Problem -> Restate the complete material exactly.
═══ Records for processing ═══
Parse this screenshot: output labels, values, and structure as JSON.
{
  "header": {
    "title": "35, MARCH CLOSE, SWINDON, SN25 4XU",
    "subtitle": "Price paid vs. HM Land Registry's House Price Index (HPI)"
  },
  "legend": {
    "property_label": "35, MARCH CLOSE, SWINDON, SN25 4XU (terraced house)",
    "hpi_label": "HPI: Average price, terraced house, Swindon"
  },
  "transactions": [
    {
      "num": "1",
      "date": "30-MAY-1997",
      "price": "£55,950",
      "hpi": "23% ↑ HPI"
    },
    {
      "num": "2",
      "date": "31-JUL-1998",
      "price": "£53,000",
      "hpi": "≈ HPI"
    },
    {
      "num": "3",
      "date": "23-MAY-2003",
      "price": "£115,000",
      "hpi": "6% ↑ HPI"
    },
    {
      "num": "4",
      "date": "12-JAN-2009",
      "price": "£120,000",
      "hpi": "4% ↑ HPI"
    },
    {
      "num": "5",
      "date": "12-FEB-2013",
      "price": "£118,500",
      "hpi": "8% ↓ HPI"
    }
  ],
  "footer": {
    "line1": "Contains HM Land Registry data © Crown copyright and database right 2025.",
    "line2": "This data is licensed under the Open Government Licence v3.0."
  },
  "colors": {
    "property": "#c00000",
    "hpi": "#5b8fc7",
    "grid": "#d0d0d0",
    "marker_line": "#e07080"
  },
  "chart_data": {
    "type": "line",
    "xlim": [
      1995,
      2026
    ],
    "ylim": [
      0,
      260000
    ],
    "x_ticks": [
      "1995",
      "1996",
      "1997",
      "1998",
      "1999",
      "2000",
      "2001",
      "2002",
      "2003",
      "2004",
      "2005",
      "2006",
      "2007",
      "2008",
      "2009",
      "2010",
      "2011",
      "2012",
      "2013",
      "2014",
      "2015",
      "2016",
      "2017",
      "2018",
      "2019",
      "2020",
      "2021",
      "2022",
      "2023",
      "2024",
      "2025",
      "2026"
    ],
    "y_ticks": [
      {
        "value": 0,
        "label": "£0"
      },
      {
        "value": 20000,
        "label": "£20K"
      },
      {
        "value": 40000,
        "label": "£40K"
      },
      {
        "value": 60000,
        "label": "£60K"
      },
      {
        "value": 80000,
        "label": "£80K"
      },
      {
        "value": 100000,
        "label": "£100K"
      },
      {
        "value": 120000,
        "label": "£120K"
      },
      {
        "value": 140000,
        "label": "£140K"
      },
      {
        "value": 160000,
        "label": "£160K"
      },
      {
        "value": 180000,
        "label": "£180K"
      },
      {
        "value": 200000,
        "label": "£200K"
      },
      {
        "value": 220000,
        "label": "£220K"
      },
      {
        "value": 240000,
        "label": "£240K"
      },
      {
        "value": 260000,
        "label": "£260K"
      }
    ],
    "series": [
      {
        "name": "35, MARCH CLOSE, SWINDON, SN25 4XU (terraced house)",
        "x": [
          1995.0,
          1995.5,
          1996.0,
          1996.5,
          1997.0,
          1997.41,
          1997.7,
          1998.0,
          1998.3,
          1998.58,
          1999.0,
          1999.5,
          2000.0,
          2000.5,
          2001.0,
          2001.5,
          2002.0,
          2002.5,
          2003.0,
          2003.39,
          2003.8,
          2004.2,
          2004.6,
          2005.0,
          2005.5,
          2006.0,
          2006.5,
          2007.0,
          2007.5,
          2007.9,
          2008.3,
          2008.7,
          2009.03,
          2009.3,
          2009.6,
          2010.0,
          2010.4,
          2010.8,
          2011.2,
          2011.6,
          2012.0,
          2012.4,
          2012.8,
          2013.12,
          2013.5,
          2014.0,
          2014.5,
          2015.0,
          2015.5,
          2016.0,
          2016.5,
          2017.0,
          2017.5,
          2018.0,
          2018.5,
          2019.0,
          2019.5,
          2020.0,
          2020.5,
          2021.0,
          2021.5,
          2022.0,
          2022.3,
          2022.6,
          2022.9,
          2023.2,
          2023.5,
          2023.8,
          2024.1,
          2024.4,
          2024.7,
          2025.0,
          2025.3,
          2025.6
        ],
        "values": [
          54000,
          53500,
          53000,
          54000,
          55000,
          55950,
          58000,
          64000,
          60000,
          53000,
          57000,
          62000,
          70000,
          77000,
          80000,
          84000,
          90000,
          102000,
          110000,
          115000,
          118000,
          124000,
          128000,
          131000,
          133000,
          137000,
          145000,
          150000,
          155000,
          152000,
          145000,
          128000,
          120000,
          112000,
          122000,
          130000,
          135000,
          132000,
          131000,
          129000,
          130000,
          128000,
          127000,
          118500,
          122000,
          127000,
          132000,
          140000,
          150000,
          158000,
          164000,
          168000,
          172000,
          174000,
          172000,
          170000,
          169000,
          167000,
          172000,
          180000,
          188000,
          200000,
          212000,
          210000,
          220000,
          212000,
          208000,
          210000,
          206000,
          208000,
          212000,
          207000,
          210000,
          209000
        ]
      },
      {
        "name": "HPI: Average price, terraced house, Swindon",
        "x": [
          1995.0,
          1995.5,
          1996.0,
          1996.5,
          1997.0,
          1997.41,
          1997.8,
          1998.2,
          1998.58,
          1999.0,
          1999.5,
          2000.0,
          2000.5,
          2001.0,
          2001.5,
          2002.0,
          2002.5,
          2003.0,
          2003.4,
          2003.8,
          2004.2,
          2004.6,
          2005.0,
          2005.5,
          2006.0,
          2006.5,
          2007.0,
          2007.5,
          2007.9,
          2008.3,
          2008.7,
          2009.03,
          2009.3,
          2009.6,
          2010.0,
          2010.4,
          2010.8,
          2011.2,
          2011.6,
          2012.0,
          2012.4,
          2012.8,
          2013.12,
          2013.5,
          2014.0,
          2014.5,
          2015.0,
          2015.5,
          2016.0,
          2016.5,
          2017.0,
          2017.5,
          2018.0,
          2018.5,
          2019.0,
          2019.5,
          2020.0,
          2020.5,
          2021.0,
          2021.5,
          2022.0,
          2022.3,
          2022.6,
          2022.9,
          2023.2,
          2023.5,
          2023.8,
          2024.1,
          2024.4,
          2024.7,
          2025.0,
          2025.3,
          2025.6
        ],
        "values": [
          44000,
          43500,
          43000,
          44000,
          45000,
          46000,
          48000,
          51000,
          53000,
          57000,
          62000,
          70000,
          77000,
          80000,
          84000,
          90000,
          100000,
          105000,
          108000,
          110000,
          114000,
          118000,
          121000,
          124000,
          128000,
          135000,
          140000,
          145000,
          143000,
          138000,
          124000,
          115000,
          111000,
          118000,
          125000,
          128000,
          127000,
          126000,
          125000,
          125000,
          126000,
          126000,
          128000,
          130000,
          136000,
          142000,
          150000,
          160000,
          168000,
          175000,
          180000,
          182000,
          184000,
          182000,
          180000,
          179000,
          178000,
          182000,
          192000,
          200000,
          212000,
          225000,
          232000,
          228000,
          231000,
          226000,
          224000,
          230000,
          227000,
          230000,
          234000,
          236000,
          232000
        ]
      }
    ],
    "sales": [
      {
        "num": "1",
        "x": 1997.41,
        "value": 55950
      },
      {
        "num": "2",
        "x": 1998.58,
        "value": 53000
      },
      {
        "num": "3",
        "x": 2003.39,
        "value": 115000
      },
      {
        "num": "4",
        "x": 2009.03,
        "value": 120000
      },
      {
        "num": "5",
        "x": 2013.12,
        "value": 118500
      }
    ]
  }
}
═══
Answer below ->
Parse this screenshot: output labels, values, and structure as JSON.
{
  "header": {
    "title": "35, MARCH CLOSE, SWINDON, SN25 4XU",
    "subtitle": "Price paid vs. HM Land Registry's House Price Index (HPI)"
  },
  "legend": {
    "property_label": "35, MARCH CLOSE, SWINDON, SN25 4XU (terraced house)",
    "hpi_label": "HPI: Average price, terraced house, Swindon"
  },
  "transactions": [
    {
      "num": "1",
      "date": "30-MAY-1997",
      "price": "£55,950",
      "hpi": "23% ↑ HPI"
    },
    {
      "num": "2",
      "date": "31-JUL-1998",
      "price": "£53,000",
      "hpi": "≈ HPI"
    },
    {
      "num": "3",
      "date": "23-MAY-2003",
      "price": "£115,000",
      "hpi": "6% ↑ HPI"
    },
    {
      "num": "4",
      "date": "12-JAN-2009",
      "price": "£120,000",
      "hpi": "4% ↑ HPI"
    },
    {
      "num": "5",
      "date": "12-FEB-2013",
      "price": "£118,500",
      "hpi": "8% ↓ HPI"
    }
  ],
  "footer": {
    "line1": "Contains HM Land Registry data © Crown copyright and database right 2025.",
    "line2": "This data is licensed under the Open Government Licence v3.0."
  },
  "colors": {
    "property": "#c00000",
    "hpi": "#5b8fc7",
    "grid": "#d0d0d0",
    "marker_line": "#e07080"
  },
  "chart_data": {
    "type": "line",
    "xlim": [
      1995,
      2026
    ],
    "ylim": [
      0,
      260000
    ],
    "x_ticks": [
      "1995",
      "1996",
      "1997",
      "1998",
      "1999",
      "2000",
      "2001",
      "2002",
      "2003",
      "2004",
      "2005",
      "2006",
      "2007",
      "2008",
      "2009",
      "2010",
      "2011",
      "2012",
      "2013",
      "2014",
      "2015",
      "2016",
      "2017",
      "2018",
      "2019",
      "2020",
      "2021",
      "2022",
      "2023",
      "2024",
      "2025",
      "2026"
    ],
    "y_ticks": [
      {
        "value": 0,
        "label": "£0"
      },
      {
        "value": 20000,
        "label": "£20K"
      },
      {
        "value": 40000,
        "label": "£40K"
      },
      {
        "value": 60000,
        "label": "£60K"
      },
      {
        "value": 80000,
        "label": "£80K"
      },
      {
        "value": 100000,
        "label": "£100K"
      },
      {
        "value": 120000,
        "label": "£120K"
      },
      {
        "value": 140000,
        "label": "£140K"
      },
      {
        "value": 160000,
        "label": "£160K"
      },
      {
        "value": 180000,
        "label": "£180K"
      },
      {
        "value": 200000,
        "label": "£200K"
      },
      {
        "value": 220000,
        "label": "£220K"
      },
      {
        "value": 240000,
        "label": "£240K"
      },
      {
        "value": 260000,
        "label": "£260K"
      }
    ],
    "series": [
      {
        "name": "35, MARCH CLOSE, SWINDON, SN25 4XU (terraced house)",
        "x": [
          1995.0,
          1995.5,
          1996.0,
          1996.5,
          1997.0,
          1997.41,
          1997.7,
          1998.0,
          1998.3,
          1998.58,
          1999.0,
          1999.5,
          2000.0,
          2000.5,
          2001.0,
          2001.5,
          2002.0,
          2002.5,
          2003.0,
          2003.39,
          2003.8,
          2004.2,
          2004.6,
          2005.0,
          2005.5,
          2006.0,
          2006.5,
          2007.0,
          2007.5,
          2007.9,
          2008.3,
          2008.7,
          2009.03,
          2009.3,
          2009.6,
          2010.0,
          2010.4,
          2010.8,
          2011.2,
          2011.6,
          2012.0,
          2012.4,
          2012.8,
          2013.12,
          2013.5,
          2014.0,
          2014.5,
          2015.0,
          2015.5,
          2016.0,
          2016.5,
          2017.0,
          2017.5,
          2018.0,
          2018.5,
          2019.0,
          2019.5,
          2020.0,
          2020.5,
          2021.0,
          2021.5,
          2022.0,
          2022.3,
          2022.6,
          2022.9,
          2023.2,
          2023.5,
          2023.8,
          2024.1,
          2024.4,
          2024.7,
          2025.0,
          2025.3,
          2025.6
        ],
        "values": [
          54000,
          53500,
          53000,
          54000,
          55000,
          55950,
          58000,
          64000,
          60000,
          53000,
          57000,
          62000,
          70000,
          77000,
          80000,
          84000,
          90000,
          102000,
          110000,
          115000,
          118000,
          124000,
          128000,
          131000,
          133000,
          137000,
          145000,
          150000,
          155000,
          152000,
          145000,
          128000,
          120000,
          112000,
          122000,
          130000,
          135000,
          132000,
          131000,
          129000,
          130000,
          128000,
          127000,
          118500,
          122000,
          127000,
          132000,
          140000,
          150000,
          158000,
          164000,
          168000,
          172000,
          174000,
          172000,
          170000,
          169000,
          167000,
          172000,
          180000,
          188000,
          200000,
          212000,
          210000,
          220000,
          212000,
          208000,
          210000,
          206000,
          208000,
          212000,
          207000,
          210000,
          209000
        ]
      },
      {
        "name": "HPI: Average price, terraced house, Swindon",
        "x": [
          1995.0,
          1995.5,
          1996.0,
          1996.5,
          1997.0,
          1997.41,
          1997.8,
          1998.2,
          1998.58,
          1999.0,
          1999.5,
          2000.0,
          2000.5,
          2001.0,
          2001.5,
          2002.0,
          2002.5,
          2003.0,
          2003.4,
          2003.8,
          2004.2,
          2004.6,
          2005.0,
          2005.5,
          2006.0,
          2006.5,
          2007.0,
          2007.5,
          2007.9,
          2008.3,
          2008.7,
          2009.03,
          2009.3,
          2009.6,
          2010.0,
          2010.4,
          2010.8,
          2011.2,
          2011.6,
          2012.0,
          2012.4,
          2012.8,
          2013.12,
          2013.5,
          2014.0,
          2014.5,
          2015.0,
          2015.5,
          2016.0,
          2016.5,
          2017.0,
          2017.5,
          2018.0,
          2018.5,
          2019.0,
          2019.5,
          2020.0,
          2020.5,
          2021.0,
          2021.5,
          2022.0,
          2022.3,
          2022.6,
          2022.9,
          2023.2,
          2023.5,
          2023.8,
          2024.1,
          2024.4,
          2024.7,
          2025.0,
          2025.3,
          2025.6
        ],
        "values": [
          44000,
          43500,
          43000,
          44000,
          45000,
          46000,
          48000,
          51000,
          53000,
          57000,
          62000,
          70000,
          77000,
          80000,
          84000,
          90000,
          100000,
          105000,
          108000,
          110000,
          114000,
          118000,
          121000,
          124000,
          128000,
          135000,
          140000,
          145000,
          143000,
          138000,
          124000,
          115000,
          111000,
          118000,
          125000,
          128000,
          127000,
          126000,
          125000,
          125000,
          126000,
          126000,
          128000,
          130000,
          136000,
          142000,
          150000,
          160000,
          168000,
          175000,
          180000,
          182000,
          184000,
          182000,
          180000,
          179000,
          178000,
          182000,
          192000,
          200000,
          212000,
          225000,
          232000,
          228000,
          231000,
          226000,
          224000,
          230000,
          227000,
          230000,
          234000,
          236000,
          232000
        ]
      }
    ],
    "sales": [
      {
        "num": "1",
        "x": 1997.41,
        "value": 55950
      },
      {
        "num": "2",
        "x": 1998.58,
        "value": 53000
      },
      {
        "num": "3",
        "x": 2003.39,
        "value": 115000
      },
      {
        "num": "4",
        "x": 2009.03,
        "value": 120000
      },
      {
        "num": "5",
        "x": 2013.12,
        "value": 118500
      }
    ]
  }
}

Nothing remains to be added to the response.